= EXERCISE =
Tally up how many lines in the listing below contain the string "Bloomberg", and give only the total.

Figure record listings
>> begin
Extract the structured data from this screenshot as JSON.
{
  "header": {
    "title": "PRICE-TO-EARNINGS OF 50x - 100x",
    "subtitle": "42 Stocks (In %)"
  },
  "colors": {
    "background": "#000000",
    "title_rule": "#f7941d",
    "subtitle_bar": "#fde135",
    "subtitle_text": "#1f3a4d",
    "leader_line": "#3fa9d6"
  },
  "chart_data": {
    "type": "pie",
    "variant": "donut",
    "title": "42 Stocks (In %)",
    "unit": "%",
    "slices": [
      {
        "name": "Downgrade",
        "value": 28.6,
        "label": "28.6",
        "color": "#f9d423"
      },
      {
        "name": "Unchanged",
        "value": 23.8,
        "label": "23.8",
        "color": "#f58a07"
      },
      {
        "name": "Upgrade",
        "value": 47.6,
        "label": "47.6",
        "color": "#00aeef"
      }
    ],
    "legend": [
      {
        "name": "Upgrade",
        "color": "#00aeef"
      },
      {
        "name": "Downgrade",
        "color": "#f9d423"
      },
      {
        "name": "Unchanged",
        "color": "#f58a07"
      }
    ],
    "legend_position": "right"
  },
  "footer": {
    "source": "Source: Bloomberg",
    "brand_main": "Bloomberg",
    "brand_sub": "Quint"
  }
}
>> end
= SOLUTION =
2